### Data supplied ###

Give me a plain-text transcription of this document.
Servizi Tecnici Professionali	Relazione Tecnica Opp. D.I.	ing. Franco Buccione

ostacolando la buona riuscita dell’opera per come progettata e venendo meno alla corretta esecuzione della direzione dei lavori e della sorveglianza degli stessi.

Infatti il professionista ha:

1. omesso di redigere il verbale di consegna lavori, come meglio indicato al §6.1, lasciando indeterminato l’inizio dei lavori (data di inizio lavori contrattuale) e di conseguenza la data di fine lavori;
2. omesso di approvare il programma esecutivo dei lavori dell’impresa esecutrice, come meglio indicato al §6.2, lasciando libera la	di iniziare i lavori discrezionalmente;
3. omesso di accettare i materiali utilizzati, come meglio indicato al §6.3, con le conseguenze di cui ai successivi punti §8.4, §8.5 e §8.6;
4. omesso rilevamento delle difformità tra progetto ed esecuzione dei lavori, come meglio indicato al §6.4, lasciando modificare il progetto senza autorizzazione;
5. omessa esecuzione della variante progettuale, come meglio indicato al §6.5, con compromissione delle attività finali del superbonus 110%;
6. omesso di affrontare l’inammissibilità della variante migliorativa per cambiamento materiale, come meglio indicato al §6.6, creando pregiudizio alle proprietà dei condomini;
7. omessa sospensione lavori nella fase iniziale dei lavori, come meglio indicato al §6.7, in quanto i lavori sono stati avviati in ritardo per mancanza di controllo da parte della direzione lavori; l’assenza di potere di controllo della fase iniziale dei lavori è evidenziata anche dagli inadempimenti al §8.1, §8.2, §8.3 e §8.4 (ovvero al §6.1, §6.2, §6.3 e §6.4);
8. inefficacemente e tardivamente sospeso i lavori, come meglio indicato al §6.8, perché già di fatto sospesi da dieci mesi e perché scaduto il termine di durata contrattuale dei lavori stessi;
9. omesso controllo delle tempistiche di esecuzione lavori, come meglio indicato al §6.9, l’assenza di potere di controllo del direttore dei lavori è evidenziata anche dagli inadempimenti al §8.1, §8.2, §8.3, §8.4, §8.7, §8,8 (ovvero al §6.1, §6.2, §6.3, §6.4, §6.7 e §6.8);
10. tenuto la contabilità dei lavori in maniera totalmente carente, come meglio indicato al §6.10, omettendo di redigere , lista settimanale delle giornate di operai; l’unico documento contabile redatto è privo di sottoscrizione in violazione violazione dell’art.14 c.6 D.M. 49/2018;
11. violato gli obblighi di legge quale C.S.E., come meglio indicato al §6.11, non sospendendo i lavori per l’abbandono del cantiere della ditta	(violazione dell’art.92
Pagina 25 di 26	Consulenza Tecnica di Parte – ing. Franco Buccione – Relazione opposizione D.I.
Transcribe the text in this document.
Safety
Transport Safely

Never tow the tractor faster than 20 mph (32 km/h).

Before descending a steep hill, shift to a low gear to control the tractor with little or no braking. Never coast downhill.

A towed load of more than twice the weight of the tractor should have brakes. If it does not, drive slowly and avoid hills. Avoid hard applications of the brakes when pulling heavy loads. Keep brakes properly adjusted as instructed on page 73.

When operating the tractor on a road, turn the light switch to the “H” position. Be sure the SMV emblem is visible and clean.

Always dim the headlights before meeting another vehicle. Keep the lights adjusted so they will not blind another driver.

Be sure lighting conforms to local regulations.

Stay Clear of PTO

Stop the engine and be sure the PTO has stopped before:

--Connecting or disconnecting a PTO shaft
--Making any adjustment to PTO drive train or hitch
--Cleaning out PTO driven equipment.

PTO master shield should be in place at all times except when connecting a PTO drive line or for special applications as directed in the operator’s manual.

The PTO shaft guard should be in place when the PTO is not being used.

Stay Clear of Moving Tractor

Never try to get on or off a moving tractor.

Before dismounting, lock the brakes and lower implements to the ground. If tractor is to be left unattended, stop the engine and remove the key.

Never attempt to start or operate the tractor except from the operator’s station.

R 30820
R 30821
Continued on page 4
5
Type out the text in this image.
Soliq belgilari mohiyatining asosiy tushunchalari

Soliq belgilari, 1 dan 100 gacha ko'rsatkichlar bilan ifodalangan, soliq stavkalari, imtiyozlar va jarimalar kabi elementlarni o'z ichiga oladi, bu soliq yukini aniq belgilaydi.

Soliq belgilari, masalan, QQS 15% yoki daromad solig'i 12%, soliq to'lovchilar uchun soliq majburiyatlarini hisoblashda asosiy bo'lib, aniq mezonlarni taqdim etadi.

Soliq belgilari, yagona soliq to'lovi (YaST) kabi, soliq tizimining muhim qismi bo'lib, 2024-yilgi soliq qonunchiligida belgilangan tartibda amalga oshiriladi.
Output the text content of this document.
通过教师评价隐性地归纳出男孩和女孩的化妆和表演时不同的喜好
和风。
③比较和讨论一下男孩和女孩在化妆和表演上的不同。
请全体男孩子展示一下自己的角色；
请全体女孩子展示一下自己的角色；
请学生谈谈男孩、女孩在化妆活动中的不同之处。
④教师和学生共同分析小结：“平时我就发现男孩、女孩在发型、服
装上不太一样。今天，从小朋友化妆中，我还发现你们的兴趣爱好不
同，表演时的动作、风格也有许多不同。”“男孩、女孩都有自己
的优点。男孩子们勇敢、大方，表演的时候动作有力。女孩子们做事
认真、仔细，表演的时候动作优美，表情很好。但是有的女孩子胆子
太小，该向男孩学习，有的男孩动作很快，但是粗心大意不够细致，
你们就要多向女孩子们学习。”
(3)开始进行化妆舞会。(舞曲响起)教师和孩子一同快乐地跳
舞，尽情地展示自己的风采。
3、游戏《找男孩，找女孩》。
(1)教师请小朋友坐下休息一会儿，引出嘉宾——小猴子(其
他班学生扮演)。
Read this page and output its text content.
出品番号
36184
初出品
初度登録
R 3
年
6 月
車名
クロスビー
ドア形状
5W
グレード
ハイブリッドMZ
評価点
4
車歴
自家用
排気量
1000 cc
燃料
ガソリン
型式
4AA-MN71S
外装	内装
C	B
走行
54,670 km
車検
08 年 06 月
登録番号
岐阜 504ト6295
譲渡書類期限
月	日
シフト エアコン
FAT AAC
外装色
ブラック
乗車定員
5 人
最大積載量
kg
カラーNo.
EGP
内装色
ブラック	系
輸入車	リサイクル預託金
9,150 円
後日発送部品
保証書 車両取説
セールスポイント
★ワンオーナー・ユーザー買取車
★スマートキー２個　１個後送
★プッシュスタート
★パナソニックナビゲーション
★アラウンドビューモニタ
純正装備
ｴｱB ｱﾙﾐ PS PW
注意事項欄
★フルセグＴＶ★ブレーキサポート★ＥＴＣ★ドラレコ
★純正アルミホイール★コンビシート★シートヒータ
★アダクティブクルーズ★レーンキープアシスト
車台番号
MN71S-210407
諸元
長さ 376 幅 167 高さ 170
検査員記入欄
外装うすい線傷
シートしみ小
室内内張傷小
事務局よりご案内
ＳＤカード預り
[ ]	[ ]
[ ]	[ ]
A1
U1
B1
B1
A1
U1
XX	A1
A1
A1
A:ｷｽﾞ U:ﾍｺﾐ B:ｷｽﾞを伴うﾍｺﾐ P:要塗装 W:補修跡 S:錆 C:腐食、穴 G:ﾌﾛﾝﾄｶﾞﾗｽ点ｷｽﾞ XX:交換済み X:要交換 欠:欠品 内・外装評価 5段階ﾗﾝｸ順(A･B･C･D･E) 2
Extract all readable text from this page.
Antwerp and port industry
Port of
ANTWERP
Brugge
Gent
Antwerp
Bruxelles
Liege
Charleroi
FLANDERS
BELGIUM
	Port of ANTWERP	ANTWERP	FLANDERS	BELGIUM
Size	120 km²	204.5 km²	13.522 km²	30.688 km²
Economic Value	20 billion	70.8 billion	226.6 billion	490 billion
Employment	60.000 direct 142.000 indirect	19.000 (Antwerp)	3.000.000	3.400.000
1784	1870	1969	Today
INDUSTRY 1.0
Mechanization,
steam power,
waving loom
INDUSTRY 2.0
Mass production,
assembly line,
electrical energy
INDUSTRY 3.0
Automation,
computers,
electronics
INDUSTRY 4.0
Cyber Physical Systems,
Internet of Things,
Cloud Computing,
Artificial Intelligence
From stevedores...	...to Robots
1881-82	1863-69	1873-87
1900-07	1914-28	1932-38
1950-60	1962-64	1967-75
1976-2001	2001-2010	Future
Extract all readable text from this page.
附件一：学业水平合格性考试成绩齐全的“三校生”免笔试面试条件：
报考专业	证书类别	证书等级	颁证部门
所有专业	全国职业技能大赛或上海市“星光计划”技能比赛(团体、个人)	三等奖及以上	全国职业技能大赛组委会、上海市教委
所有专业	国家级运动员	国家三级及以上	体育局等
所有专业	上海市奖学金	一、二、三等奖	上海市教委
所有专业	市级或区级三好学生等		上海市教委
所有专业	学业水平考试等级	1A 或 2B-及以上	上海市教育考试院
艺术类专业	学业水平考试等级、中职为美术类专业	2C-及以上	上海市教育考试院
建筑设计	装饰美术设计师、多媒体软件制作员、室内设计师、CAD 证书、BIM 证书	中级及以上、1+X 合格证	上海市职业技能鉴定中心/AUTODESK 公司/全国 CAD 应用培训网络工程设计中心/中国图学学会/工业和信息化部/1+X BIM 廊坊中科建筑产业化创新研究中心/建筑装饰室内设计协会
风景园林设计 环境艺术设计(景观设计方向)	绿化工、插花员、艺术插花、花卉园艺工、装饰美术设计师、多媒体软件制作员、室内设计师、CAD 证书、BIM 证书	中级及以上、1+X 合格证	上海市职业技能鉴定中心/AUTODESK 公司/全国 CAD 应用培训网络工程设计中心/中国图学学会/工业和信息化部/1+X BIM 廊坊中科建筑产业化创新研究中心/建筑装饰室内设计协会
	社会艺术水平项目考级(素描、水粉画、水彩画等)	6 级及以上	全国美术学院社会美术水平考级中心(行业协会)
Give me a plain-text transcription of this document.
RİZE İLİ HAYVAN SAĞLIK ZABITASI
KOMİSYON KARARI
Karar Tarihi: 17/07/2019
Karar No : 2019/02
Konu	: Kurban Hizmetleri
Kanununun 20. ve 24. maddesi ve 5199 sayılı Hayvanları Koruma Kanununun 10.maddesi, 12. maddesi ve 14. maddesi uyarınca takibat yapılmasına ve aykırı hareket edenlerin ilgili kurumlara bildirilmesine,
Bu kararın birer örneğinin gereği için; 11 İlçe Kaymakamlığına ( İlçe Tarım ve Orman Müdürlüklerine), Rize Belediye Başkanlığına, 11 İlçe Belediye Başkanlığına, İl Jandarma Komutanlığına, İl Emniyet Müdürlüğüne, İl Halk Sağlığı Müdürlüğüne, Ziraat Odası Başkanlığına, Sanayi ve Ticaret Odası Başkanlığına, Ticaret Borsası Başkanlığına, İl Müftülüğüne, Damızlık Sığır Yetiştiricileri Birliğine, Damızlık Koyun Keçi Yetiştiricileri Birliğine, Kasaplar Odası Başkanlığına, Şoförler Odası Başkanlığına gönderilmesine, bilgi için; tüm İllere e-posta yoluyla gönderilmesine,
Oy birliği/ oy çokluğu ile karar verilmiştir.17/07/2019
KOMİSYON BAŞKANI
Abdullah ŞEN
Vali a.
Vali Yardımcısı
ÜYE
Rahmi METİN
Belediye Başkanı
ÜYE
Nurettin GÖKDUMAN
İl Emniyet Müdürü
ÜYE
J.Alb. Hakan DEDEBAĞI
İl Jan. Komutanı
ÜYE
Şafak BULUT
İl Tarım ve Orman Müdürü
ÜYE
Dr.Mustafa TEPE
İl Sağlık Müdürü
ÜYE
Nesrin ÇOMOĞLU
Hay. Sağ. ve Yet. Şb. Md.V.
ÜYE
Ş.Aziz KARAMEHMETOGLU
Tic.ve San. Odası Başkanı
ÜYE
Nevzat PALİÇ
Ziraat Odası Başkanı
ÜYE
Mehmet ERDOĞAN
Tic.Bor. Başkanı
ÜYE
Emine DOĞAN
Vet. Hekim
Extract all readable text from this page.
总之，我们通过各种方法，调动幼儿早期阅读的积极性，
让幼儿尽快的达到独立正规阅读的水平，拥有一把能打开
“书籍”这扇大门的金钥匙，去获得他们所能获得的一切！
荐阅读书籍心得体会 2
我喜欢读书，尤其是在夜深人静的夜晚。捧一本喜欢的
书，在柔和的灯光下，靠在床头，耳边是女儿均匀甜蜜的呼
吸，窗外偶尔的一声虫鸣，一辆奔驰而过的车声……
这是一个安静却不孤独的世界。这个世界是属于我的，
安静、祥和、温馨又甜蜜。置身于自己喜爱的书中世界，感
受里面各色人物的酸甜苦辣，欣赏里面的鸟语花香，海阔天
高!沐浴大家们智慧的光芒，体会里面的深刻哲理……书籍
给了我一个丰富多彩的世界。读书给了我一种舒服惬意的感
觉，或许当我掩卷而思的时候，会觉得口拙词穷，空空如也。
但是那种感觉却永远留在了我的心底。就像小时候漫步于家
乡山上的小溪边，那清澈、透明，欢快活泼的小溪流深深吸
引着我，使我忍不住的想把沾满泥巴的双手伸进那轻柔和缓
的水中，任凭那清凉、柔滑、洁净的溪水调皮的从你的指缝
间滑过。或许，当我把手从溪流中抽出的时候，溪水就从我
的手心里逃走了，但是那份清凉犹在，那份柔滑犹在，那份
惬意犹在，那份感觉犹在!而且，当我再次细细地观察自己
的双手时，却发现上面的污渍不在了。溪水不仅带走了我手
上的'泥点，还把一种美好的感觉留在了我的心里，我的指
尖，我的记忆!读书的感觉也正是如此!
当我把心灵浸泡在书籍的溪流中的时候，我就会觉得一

###

▶ Directions
Count every line of the records that holds the string "content". Write only the total.

▶ Answer to the task
2